» **Job**: Write out the data without any change, starting with the line that contains "959, 1011, 1019]" and going on through the line that contains "contact-info-column: Contact info", both of those lines included.

» **Supplied data**:
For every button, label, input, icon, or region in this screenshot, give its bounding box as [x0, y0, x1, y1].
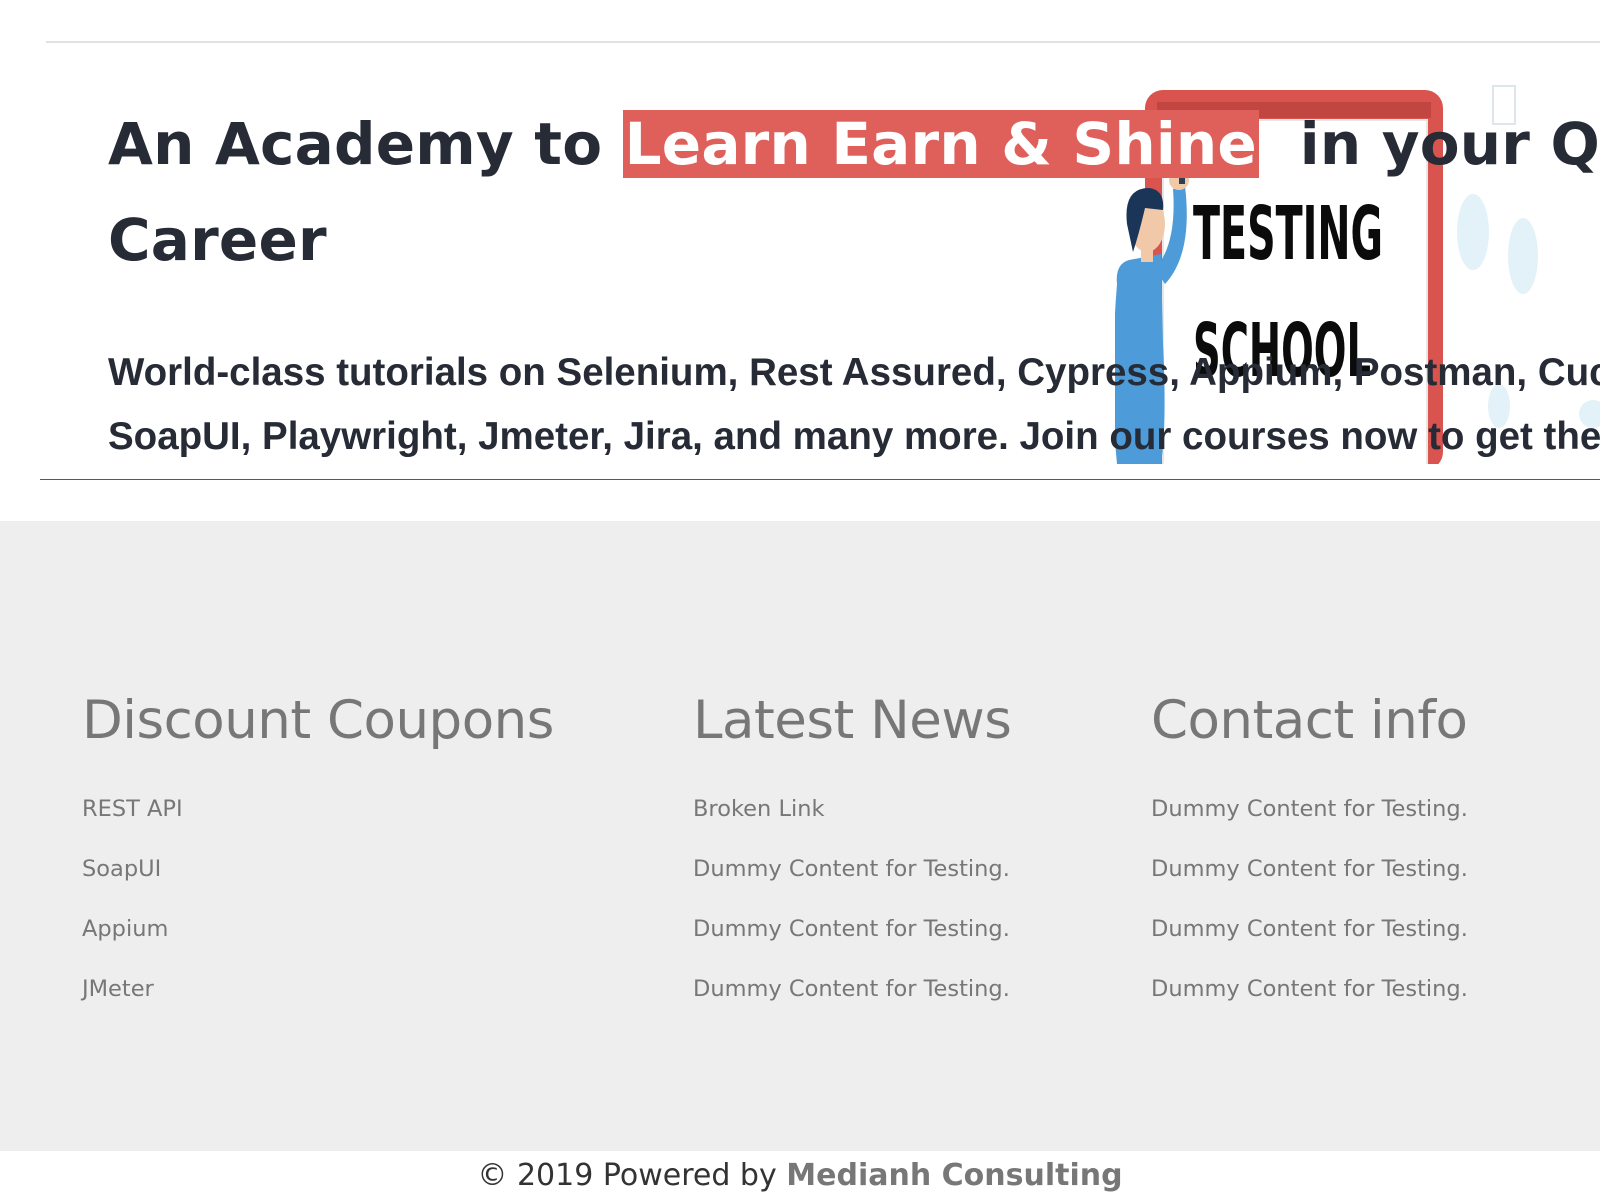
news-link[interactable]: Dummy Content for Testing.	[693, 959, 1011, 1019]
contact-item[interactable]: Dummy Content for Testing.	[1151, 959, 1468, 1019]
hero-subtext-line1: World-class tutorials on Selenium, Rest …	[108, 351, 1600, 394]
coupon-link[interactable]: JMeter	[82, 959, 554, 1019]
contact-item[interactable]: Dummy Content for Testing.	[1151, 779, 1468, 839]
contact-info-list: Dummy Content for Testing. Dummy Content…	[1151, 779, 1468, 1019]
headline-text-start: An Academy to	[108, 110, 623, 178]
latest-news-title: Latest News	[693, 690, 1012, 751]
copyright-text: © 2019 Powered by	[477, 1158, 787, 1193]
headline-highlight: Learn Earn & Shine	[622, 110, 1259, 178]
discount-coupons-title: Discount Coupons	[82, 690, 554, 751]
contact-item[interactable]: Dummy Content for Testing.	[1151, 839, 1468, 899]
headline-line2: Career	[108, 206, 327, 274]
contact-info-title: Contact info	[1151, 690, 1468, 751]
news-link[interactable]: Dummy Content for Testing.	[693, 899, 1011, 959]
hero-subtext: World-class tutorials on Selenium, Rest …	[108, 341, 1600, 469]
hero-section: TESTING SCHOOL An Academy to Learn Earn …	[0, 0, 1600, 520]
coupon-link[interactable]: Appium	[82, 899, 554, 959]
news-link[interactable]: Dummy Content for Testing.	[693, 839, 1011, 899]
copyright-company-link[interactable]: Medianh Consulting	[786, 1158, 1122, 1193]
contact-info-column: Contact info Dummy Content for Testing. …	[1151, 691, 1468, 1019]
copyright-bar: © 2019 Powered by Medianh Consulting	[0, 1151, 1600, 1200]
latest-news-list: Broken Link Dummy Content for Testing. D…	[693, 779, 1011, 1019]
coupon-link[interactable]: REST API	[82, 779, 554, 839]
coupon-link[interactable]: SoapUI	[82, 839, 554, 899]
latest-news-column: Latest News Broken Link Dummy Content fo…	[693, 690, 1012, 1019]
hero-headline: An Academy to Learn Earn & Shine in your…	[108, 96, 1600, 288]
contact-item[interactable]: Dummy Content for Testing.	[1151, 899, 1468, 959]
discount-coupons-column: Discount Coupons REST API SoapUI Appium …	[82, 691, 554, 1019]
footer-section: Discount Coupons REST API SoapUI Appium …	[0, 521, 1600, 1151]
hero-divider	[40, 479, 1600, 480]
hero-subtext-line2: SoapUI, Playwright, Jmeter, Jira, and ma…	[108, 415, 1600, 458]
discount-coupons-list: REST API SoapUI Appium JMeter	[82, 779, 554, 1019]
news-link[interactable]: Broken Link	[693, 779, 1011, 839]
headline-text-end: in your QA	[1299, 110, 1600, 178]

» **Complete response**:
news-link[interactable]: Dummy Content for Testing.	[693, 959, 1011, 1019]
contact-item[interactable]: Dummy Content for Testing.	[1151, 959, 1468, 1019]
hero-subtext-line1: World-class tutorials on Selenium, Rest …	[108, 351, 1600, 394]
coupon-link[interactable]: JMeter	[82, 959, 554, 1019]
contact-item[interactable]: Dummy Content for Testing.	[1151, 779, 1468, 839]
contact-info-list: Dummy Content for Testing. Dummy Content…	[1151, 779, 1468, 1019]
headline-text-start: An Academy to	[108, 110, 623, 178]
latest-news-title: Latest News	[693, 690, 1012, 751]
copyright-text: © 2019 Powered by	[477, 1158, 787, 1193]
headline-highlight: Learn Earn & Shine	[622, 110, 1259, 178]
discount-coupons-title: Discount Coupons	[82, 690, 554, 751]
contact-item[interactable]: Dummy Content for Testing.	[1151, 839, 1468, 899]
headline-line2: Career	[108, 206, 327, 274]
contact-info-title: Contact info	[1151, 690, 1468, 751]
news-link[interactable]: Dummy Content for Testing.	[693, 899, 1011, 959]
hero-subtext: World-class tutorials on Selenium, Rest …	[108, 341, 1600, 469]
hero-section: TESTING SCHOOL An Academy to Learn Earn …	[0, 0, 1600, 520]
coupon-link[interactable]: Appium	[82, 899, 554, 959]
news-link[interactable]: Dummy Content for Testing.	[693, 839, 1011, 899]
copyright-company-link[interactable]: Medianh Consulting	[786, 1158, 1122, 1193]
contact-info-column: Contact info Dummy Content for Testing. …	[1151, 691, 1468, 1019]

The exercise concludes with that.